» TASK OBJECTIVE: Return the records word for word, from the first line through the line containing "start-number-field[interactable]: 1 [424, 215, 486, 233]", both included.

» INPUT ROWS:
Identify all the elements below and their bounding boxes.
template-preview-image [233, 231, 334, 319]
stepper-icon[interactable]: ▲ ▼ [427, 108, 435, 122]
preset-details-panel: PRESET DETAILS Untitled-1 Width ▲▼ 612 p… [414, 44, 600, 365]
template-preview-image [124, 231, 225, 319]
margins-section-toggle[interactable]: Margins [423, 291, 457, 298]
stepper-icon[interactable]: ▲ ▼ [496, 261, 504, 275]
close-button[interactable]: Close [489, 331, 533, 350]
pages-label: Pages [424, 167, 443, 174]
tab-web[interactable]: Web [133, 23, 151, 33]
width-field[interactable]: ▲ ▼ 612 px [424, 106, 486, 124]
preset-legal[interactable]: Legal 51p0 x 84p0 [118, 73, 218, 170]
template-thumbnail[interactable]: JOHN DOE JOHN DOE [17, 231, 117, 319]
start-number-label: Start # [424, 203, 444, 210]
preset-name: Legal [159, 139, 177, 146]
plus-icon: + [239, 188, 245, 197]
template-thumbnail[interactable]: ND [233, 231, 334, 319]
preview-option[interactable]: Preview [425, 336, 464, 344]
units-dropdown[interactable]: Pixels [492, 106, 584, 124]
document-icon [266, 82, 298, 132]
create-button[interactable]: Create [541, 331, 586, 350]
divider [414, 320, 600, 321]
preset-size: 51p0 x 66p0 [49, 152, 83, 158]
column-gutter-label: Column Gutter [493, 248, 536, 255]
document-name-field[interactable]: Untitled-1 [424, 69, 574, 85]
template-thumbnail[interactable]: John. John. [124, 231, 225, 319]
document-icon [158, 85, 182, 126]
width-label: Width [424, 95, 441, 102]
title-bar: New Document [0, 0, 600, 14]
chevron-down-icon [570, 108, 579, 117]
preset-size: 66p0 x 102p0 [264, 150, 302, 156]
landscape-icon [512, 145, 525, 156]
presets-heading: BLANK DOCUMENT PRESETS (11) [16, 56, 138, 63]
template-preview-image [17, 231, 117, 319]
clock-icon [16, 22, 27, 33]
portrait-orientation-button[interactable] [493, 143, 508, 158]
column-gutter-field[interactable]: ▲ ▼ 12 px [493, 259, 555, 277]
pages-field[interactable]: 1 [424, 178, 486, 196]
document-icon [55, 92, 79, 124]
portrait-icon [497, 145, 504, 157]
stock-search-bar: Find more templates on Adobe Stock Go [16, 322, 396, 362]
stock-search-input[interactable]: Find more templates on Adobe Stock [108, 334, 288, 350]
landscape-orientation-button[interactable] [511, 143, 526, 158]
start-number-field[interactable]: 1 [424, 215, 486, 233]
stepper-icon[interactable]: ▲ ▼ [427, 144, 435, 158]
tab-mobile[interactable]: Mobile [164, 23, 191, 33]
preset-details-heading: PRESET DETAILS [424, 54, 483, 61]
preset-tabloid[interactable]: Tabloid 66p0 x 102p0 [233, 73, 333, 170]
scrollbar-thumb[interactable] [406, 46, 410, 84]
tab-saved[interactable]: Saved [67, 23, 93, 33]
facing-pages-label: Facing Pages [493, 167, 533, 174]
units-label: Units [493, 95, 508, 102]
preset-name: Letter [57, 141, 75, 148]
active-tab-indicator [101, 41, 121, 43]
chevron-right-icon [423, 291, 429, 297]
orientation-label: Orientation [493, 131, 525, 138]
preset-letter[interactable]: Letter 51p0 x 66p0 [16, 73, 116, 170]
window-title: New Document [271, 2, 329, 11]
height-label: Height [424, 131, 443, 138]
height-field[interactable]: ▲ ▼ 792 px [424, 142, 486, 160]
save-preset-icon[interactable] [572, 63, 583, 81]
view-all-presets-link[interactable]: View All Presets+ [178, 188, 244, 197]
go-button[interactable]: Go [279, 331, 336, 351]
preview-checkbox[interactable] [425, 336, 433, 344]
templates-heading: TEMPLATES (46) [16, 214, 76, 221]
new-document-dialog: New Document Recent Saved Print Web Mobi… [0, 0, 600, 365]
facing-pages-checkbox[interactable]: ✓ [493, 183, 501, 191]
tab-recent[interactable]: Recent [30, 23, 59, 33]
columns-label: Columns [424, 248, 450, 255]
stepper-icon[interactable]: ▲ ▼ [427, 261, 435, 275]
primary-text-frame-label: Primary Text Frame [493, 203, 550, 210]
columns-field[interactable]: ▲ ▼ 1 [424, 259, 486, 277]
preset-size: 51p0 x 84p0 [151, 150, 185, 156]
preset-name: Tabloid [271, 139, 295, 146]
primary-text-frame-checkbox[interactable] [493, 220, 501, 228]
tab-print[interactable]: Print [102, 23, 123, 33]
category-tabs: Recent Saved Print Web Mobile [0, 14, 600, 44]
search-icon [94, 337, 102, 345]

» TASK OUTPUT:
Identify all the elements below and their bounding boxes.
template-preview-image [233, 231, 334, 319]
stepper-icon[interactable]: ▲ ▼ [427, 108, 435, 122]
preset-details-panel: PRESET DETAILS Untitled-1 Width ▲▼ 612 p… [414, 44, 600, 365]
template-preview-image [124, 231, 225, 319]
margins-section-toggle[interactable]: Margins [423, 291, 457, 298]
stepper-icon[interactable]: ▲ ▼ [496, 261, 504, 275]
close-button[interactable]: Close [489, 331, 533, 350]
pages-label: Pages [424, 167, 443, 174]
tab-web[interactable]: Web [133, 23, 151, 33]
width-field[interactable]: ▲ ▼ 612 px [424, 106, 486, 124]
preset-legal[interactable]: Legal 51p0 x 84p0 [118, 73, 218, 170]
template-thumbnail[interactable]: JOHN DOE JOHN DOE [17, 231, 117, 319]
start-number-label: Start # [424, 203, 444, 210]
preset-name: Legal [159, 139, 177, 146]
plus-icon: + [239, 188, 245, 197]
template-thumbnail[interactable]: ND [233, 231, 334, 319]
preview-option[interactable]: Preview [425, 336, 464, 344]
units-dropdown[interactable]: Pixels [492, 106, 584, 124]
document-icon [266, 82, 298, 132]
create-button[interactable]: Create [541, 331, 586, 350]
divider [414, 320, 600, 321]
preset-size: 51p0 x 66p0 [49, 152, 83, 158]
column-gutter-label: Column Gutter [493, 248, 536, 255]
document-name-field[interactable]: Untitled-1 [424, 69, 574, 85]
template-thumbnail[interactable]: John. John. [124, 231, 225, 319]
document-icon [158, 85, 182, 126]
width-label: Width [424, 95, 441, 102]
title-bar: New Document [0, 0, 600, 14]
chevron-down-icon [570, 108, 579, 117]
preset-size: 66p0 x 102p0 [264, 150, 302, 156]
landscape-icon [512, 145, 525, 156]
presets-heading: BLANK DOCUMENT PRESETS (11) [16, 56, 138, 63]
template-preview-image [17, 231, 117, 319]
clock-icon [16, 22, 27, 33]
portrait-orientation-button[interactable] [493, 143, 508, 158]
column-gutter-field[interactable]: ▲ ▼ 12 px [493, 259, 555, 277]
pages-field[interactable]: 1 [424, 178, 486, 196]
document-icon [55, 92, 79, 124]
portrait-icon [497, 145, 504, 157]
stock-search-bar: Find more templates on Adobe Stock Go [16, 322, 396, 362]
stock-search-input[interactable]: Find more templates on Adobe Stock [108, 334, 288, 350]
landscape-orientation-button[interactable] [511, 143, 526, 158]
start-number-field[interactable]: 1 [424, 215, 486, 233]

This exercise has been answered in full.